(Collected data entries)
········
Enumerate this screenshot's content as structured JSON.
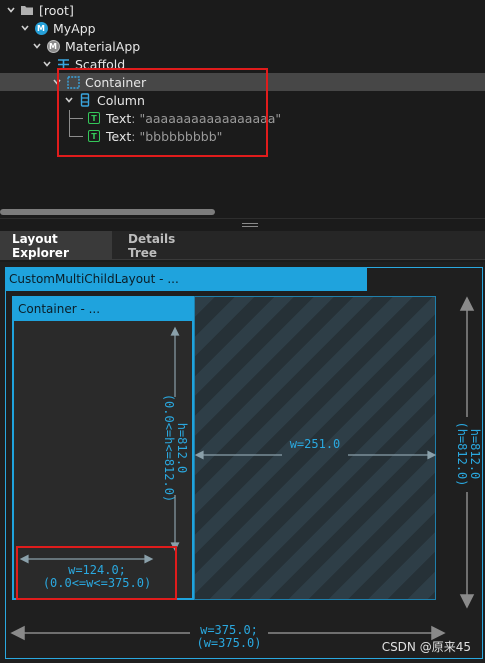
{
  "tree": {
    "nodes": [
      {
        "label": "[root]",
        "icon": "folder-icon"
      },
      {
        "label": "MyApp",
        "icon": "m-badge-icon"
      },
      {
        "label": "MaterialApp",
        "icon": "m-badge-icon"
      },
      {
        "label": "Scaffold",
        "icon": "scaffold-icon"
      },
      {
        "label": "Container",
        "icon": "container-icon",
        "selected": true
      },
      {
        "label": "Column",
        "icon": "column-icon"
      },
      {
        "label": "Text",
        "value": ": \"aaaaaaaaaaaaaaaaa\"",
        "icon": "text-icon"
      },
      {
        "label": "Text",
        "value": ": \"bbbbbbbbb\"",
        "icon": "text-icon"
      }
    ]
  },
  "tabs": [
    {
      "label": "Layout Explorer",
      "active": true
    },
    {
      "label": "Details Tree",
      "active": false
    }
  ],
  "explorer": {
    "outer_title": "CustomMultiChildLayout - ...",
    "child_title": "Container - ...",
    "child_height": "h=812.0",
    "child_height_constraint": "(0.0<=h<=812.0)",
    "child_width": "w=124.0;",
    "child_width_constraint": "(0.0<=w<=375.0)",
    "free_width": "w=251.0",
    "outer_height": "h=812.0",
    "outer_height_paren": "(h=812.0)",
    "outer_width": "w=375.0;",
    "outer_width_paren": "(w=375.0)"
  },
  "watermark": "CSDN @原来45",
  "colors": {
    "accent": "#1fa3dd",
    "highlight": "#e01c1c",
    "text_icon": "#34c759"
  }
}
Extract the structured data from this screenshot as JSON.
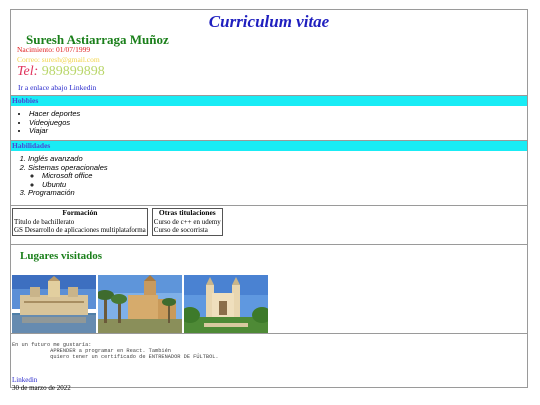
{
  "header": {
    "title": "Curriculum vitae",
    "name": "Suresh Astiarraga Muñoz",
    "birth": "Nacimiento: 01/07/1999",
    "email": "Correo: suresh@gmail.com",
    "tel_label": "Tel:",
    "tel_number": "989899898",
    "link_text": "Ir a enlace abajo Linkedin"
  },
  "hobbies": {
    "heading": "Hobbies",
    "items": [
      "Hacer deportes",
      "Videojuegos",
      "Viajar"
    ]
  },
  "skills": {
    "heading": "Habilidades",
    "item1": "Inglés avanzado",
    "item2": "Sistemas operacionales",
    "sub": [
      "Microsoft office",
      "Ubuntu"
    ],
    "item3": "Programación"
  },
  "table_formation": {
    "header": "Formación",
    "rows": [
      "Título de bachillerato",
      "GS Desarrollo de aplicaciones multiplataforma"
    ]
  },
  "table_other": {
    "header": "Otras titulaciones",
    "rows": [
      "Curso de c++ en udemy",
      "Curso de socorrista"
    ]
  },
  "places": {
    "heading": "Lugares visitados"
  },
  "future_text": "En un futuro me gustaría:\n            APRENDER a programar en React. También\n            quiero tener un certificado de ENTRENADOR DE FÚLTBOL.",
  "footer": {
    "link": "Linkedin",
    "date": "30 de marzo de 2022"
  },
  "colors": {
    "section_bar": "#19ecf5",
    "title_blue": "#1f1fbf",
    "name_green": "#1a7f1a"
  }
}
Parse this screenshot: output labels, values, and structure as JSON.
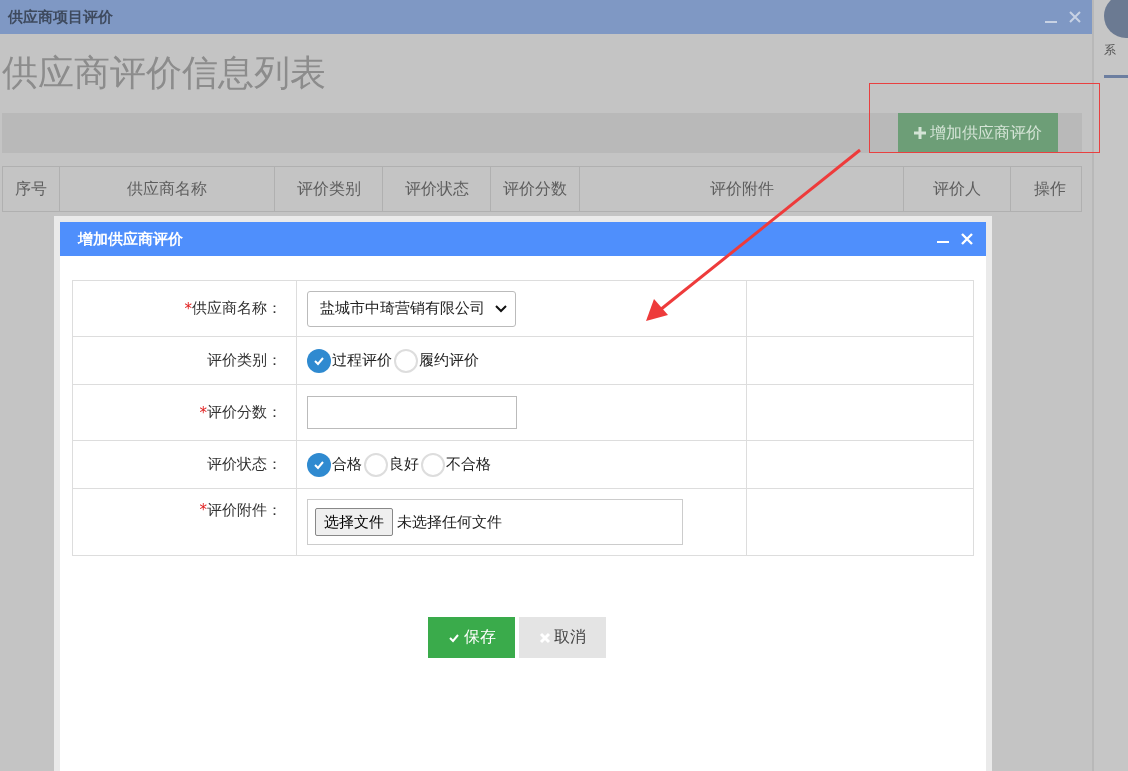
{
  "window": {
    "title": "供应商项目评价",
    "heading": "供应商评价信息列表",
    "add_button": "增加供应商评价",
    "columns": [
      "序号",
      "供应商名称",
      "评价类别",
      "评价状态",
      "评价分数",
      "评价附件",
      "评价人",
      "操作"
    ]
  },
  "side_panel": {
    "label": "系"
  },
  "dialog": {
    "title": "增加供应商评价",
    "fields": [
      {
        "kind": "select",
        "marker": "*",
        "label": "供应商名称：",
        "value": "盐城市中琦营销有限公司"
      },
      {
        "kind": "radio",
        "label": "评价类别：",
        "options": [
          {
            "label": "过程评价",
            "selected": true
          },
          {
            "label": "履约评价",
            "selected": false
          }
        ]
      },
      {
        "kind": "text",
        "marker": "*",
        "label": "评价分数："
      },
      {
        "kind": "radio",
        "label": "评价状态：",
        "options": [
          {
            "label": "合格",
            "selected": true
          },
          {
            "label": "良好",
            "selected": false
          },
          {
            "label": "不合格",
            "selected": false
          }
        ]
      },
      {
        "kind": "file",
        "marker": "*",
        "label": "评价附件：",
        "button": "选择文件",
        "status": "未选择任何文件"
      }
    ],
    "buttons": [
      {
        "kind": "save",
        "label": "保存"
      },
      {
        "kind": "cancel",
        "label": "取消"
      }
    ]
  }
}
········
● Given request: Go through the listing above and list every line that has the word "header".

● The result:
  "header": {
    "header": "Formación",
    "header": "Otras titulaciones",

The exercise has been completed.